## Extract
# Can anyone identify this hamster type please



## Josh Cook (Apr 19, 2017)

Hi, I was just wondering if someone could tell me what type of hamster this is specifically. His instagram is @kirkthehamster

I'd post a link or pictures but this site won't allow me

Thanks


----------



## FeelTheBern (Jan 13, 2016)

Josh Cook said:


> Hi, I was just wondering if someone could tell me what type of hamster this is specifically. His instagram is @kirkthehamster
> 
> I'd post a link or pictures but this site won't allow me
> 
> Thanks


You need to make 25 posts before the site will allow you to post links.
How do I access the Instagram page? I will be able to identify the hamster's breed for you if I can see pictures of it.


----------



## Josh Cook (Apr 19, 2017)

Here are some photos of him


----------



## FeelTheBern (Jan 13, 2016)

I believe he's a Roborovski.


----------



## anachronism (Jan 30, 2014)

russian dwarf hybrid. Does look a bit roboesque in the first picture but robos are more of a sandy colour and this guy has a dorsal stripe which roborovskis dont have. Be careful not to give him anything sugary, they have a tendancy to diabetes


----------



## simplysardonic (Sep 1, 2009)

anachronism said:


> russian dwarf hybrid. Does look a bit roboesque in the first picture but robos are more of a sandy colour and this guy has a dorsal stripe which roborovskis dont have. Be careful not to give him anything sugary, they have a tendancy to diabetes


Seconded, I thought Robo looking at the first picture but he looks too big, as well as being the wrong colour.


----------



## anachronism (Jan 30, 2014)

simplysardonic said:


> Seconded, I thought Robo looking at the first picture but he looks too big, as well as being the wrong colour.


The light makes him look like he has the eyebrows


----------



## simplysardonic (Sep 1, 2009)

anachronism said:


> The light makes him look like he has the eyebrows


I've only recently learned how to tell the Russians from the Robos from the Chinese hams because we've got them at work, I've only ever kept Syrians & that was years ago.

I don't think I could tell a Russian from a Campbells though.


----------



## anachronism (Jan 30, 2014)

I have a pure winter white from a show breeder never seen pure Campbells though. You see some which are a Campbells colour or a winter white colour but there's no pure ones in pet shops i don't think


----------



## ForestWomble (May 2, 2013)

anachronism said:


> russian dwarf hybrid. Does look a bit roboesque in the first picture but robos are more of a sandy colour and this guy has a dorsal stripe which roborovskis dont have. Be careful not to give him anything sugary, they have a tendancy to diabetes





simplysardonic said:


> Seconded, I thought Robo looking at the first picture but he looks too big, as well as being the wrong colour.

## Information shown

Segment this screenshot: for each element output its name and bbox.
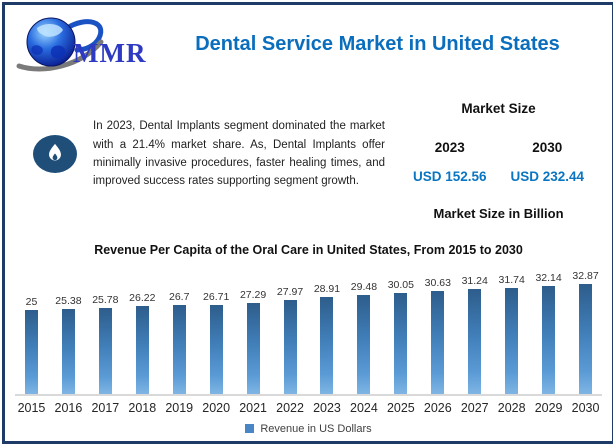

## Required task
Answer from the hamster thread:
(a) How many posts must a user make before the site allows links?
(b) What marking does the hamster have that Roborovskis lack?
(c) Which hamsters has simplysardonic kept before?
The material has no connection to the hamster thread.

## Reply
(a) 25
(b) A dorsal stripe
(c) Syrians